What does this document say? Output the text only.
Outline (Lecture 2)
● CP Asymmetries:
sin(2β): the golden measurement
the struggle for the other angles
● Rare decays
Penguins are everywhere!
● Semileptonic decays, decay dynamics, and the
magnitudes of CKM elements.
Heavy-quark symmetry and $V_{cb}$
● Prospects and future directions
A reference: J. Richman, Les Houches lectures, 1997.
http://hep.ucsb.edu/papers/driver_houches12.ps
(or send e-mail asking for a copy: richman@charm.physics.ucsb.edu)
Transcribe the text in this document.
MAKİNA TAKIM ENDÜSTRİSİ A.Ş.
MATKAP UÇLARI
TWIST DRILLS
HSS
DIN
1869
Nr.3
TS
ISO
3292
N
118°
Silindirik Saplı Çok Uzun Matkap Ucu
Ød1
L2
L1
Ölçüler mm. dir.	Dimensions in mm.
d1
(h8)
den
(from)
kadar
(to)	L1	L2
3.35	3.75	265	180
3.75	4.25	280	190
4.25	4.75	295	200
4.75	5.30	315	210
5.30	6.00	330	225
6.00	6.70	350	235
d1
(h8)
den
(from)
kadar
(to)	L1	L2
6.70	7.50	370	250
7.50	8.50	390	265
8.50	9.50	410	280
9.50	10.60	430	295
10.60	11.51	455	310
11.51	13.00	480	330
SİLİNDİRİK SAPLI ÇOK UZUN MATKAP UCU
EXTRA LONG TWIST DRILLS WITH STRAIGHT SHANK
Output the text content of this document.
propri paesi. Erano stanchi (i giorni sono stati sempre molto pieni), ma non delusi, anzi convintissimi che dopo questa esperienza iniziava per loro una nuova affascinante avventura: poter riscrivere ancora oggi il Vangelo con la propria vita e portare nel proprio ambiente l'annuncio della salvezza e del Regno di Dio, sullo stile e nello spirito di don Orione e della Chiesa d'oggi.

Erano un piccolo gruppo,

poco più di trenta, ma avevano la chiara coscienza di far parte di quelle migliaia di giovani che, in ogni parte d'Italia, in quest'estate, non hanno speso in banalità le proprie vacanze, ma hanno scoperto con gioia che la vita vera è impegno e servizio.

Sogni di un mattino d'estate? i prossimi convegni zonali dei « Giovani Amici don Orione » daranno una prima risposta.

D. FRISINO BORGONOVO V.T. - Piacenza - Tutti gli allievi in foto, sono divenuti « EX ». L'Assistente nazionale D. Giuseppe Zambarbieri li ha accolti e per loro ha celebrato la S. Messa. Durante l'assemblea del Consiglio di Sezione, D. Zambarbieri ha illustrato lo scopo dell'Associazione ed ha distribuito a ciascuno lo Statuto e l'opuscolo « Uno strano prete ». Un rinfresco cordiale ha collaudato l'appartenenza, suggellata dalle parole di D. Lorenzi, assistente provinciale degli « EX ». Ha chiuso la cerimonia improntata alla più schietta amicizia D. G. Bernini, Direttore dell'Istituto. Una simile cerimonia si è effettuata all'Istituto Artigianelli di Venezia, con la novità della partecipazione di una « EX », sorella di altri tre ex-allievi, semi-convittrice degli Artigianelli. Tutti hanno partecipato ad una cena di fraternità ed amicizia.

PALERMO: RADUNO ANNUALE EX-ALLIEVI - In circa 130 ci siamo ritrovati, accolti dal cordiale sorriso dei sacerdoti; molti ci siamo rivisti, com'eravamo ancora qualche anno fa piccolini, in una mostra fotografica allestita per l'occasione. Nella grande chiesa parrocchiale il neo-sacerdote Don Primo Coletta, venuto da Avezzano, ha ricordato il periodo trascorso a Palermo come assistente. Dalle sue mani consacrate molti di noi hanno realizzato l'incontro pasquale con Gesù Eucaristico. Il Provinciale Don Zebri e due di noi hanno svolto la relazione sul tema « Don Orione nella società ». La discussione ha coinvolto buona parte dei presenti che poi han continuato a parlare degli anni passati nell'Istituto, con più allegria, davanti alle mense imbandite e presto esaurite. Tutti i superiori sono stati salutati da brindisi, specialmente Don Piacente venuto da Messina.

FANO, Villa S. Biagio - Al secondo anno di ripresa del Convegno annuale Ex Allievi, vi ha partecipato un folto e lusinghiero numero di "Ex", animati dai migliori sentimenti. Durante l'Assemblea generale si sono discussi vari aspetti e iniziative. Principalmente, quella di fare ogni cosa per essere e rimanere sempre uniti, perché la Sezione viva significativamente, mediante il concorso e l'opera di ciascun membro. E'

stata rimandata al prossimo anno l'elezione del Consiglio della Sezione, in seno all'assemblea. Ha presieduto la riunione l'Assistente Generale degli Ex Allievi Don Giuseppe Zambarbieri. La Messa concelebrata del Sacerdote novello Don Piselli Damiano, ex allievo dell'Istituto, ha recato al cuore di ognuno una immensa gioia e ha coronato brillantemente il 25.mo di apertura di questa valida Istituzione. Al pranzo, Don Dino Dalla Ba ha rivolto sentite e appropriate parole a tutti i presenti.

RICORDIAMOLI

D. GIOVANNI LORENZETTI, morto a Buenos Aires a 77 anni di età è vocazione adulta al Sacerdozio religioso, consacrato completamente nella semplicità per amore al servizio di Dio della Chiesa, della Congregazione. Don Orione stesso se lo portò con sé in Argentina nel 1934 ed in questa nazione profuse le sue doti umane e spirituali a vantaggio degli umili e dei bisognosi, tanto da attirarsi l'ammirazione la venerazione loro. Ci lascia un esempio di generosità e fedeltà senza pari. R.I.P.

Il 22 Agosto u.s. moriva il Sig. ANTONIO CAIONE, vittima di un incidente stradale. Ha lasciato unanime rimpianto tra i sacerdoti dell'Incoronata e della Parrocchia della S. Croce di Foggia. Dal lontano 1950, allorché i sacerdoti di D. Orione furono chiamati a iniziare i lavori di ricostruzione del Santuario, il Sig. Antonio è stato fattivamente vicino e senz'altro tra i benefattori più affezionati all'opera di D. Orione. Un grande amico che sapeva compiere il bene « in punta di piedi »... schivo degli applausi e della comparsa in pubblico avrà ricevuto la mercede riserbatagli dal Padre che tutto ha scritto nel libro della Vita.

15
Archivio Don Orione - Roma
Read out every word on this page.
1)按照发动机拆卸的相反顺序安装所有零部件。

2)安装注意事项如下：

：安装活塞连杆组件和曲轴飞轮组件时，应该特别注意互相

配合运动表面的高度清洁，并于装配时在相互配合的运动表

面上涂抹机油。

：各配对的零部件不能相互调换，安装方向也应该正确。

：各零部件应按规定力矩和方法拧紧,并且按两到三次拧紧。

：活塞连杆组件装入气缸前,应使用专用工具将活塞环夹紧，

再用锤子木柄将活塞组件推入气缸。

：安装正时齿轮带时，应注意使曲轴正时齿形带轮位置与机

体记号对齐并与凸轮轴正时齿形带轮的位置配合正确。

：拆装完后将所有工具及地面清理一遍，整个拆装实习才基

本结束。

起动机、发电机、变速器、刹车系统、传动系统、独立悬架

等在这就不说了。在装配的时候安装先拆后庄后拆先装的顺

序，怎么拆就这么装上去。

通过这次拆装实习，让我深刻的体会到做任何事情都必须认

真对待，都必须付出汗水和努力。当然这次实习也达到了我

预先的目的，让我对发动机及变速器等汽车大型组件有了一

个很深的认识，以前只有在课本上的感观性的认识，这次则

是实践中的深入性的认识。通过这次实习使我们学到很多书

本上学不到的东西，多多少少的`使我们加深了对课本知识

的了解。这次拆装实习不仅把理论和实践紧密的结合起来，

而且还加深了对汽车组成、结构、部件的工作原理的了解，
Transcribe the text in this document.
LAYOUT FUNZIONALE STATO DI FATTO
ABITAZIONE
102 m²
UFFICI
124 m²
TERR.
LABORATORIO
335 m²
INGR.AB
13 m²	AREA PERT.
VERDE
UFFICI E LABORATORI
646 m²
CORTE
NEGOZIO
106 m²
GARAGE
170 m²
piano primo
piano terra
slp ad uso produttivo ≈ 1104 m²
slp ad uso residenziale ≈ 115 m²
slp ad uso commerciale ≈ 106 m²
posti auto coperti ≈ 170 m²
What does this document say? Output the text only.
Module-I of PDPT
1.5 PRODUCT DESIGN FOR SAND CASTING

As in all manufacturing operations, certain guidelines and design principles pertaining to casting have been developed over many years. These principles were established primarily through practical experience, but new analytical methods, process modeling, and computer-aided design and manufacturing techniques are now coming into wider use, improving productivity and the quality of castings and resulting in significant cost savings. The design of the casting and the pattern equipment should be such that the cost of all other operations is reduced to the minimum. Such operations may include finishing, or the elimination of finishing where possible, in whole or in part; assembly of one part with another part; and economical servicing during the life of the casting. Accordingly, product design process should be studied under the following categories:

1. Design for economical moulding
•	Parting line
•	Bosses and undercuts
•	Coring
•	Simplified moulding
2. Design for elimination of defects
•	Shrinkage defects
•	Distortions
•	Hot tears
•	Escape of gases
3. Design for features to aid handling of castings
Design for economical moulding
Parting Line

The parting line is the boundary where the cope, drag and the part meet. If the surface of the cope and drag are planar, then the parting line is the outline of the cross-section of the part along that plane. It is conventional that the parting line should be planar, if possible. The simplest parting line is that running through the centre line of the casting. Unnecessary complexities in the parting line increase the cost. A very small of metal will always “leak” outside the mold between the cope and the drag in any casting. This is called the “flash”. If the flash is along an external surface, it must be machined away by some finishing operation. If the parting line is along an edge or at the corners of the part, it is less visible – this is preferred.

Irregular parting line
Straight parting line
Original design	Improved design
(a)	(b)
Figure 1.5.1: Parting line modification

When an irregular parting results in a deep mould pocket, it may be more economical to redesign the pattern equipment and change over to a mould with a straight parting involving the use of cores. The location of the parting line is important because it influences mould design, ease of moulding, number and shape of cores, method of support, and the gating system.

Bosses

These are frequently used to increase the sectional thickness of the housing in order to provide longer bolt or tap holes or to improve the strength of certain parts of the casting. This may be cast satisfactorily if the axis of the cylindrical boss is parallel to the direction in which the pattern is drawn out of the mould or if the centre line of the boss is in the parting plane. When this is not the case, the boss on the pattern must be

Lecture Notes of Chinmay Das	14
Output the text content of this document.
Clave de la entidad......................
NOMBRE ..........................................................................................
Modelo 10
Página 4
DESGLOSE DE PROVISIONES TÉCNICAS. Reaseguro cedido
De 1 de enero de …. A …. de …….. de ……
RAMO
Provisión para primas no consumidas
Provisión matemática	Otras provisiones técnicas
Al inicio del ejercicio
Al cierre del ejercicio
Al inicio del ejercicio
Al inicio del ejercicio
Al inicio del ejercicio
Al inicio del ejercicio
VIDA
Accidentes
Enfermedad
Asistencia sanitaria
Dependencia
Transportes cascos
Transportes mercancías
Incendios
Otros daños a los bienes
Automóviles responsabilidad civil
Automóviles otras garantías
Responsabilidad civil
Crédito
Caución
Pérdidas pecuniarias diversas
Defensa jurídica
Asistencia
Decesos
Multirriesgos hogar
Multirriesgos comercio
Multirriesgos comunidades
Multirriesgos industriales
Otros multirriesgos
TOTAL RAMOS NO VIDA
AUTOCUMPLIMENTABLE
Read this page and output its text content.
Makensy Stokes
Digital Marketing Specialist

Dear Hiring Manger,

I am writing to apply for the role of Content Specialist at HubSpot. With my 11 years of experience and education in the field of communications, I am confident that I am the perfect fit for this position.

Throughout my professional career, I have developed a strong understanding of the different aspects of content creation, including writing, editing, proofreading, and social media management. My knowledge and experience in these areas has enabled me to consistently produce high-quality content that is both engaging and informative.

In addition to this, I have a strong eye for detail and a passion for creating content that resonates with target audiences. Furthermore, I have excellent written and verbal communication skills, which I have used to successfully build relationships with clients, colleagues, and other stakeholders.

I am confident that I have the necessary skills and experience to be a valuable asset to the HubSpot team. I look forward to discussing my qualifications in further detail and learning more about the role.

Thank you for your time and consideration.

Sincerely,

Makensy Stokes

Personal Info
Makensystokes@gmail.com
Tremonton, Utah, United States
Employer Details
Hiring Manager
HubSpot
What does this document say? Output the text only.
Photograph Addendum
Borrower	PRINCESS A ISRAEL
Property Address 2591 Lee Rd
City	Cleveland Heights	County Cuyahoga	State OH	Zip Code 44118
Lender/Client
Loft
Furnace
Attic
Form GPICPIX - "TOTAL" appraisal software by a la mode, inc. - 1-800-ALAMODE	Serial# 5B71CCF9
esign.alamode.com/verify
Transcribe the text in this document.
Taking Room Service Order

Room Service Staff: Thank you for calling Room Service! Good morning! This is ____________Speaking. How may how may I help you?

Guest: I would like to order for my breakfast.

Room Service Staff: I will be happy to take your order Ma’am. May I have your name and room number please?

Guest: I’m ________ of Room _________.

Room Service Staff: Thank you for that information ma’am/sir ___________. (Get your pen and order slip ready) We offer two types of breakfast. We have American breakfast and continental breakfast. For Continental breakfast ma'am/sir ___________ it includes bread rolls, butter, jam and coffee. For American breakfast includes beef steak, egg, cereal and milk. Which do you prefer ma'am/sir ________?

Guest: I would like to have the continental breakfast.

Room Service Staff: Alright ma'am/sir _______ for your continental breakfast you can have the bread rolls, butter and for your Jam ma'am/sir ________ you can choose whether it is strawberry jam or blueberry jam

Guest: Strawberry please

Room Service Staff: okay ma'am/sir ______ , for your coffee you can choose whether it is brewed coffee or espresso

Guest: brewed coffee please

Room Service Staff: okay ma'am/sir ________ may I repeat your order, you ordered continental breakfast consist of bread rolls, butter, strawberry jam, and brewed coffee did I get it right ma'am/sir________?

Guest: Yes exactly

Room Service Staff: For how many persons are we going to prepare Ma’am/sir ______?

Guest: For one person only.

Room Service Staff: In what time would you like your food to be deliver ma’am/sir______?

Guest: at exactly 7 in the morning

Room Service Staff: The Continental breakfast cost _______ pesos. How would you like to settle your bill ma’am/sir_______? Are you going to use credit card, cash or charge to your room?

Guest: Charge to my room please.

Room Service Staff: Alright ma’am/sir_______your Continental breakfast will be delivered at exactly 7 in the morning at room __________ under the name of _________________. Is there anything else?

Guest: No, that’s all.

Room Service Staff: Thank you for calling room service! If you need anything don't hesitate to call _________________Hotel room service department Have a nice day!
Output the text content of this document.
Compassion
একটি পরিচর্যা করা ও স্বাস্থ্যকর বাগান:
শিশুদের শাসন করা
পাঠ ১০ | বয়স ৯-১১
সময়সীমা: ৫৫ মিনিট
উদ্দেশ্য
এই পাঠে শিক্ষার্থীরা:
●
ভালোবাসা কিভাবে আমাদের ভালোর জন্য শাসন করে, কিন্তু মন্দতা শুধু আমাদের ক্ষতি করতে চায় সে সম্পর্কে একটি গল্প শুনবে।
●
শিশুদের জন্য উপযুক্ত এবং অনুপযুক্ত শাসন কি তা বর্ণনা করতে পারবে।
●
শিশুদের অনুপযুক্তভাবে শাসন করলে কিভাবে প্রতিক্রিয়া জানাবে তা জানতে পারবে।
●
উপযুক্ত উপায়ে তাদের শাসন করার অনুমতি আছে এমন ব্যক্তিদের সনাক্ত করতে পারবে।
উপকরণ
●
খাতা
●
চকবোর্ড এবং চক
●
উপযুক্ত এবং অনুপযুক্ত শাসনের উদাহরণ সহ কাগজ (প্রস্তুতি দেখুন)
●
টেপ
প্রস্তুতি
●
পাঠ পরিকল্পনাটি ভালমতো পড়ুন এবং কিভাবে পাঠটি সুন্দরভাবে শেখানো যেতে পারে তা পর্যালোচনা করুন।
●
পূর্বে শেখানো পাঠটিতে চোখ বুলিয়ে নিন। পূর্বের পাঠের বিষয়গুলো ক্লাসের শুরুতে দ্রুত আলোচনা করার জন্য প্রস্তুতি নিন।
◇ ◇ ◇
The task: Look over the listing above. Pick out and copy every line that includes "castings".

Finished task:
As in all manufacturing operations, certain guidelines and design principles pertaining to casting have been developed over many years. These principles were established primarily through practical experience, but new analytical methods, process modeling, and computer-aided design and manufacturing techniques are now coming into wider use, improving productivity and the quality of castings and resulting in significant cost savings. The design of the casting and the pattern equipment should be such that the cost of all other operations is reduced to the minimum. Such operations may include finishing, or the elimination of finishing where possible, in whole or in part; assembly of one part with another part; and economical servicing during the life of the casting. Accordingly, product design process should be studied under the following categories:
3. Design for features to aid handling of castings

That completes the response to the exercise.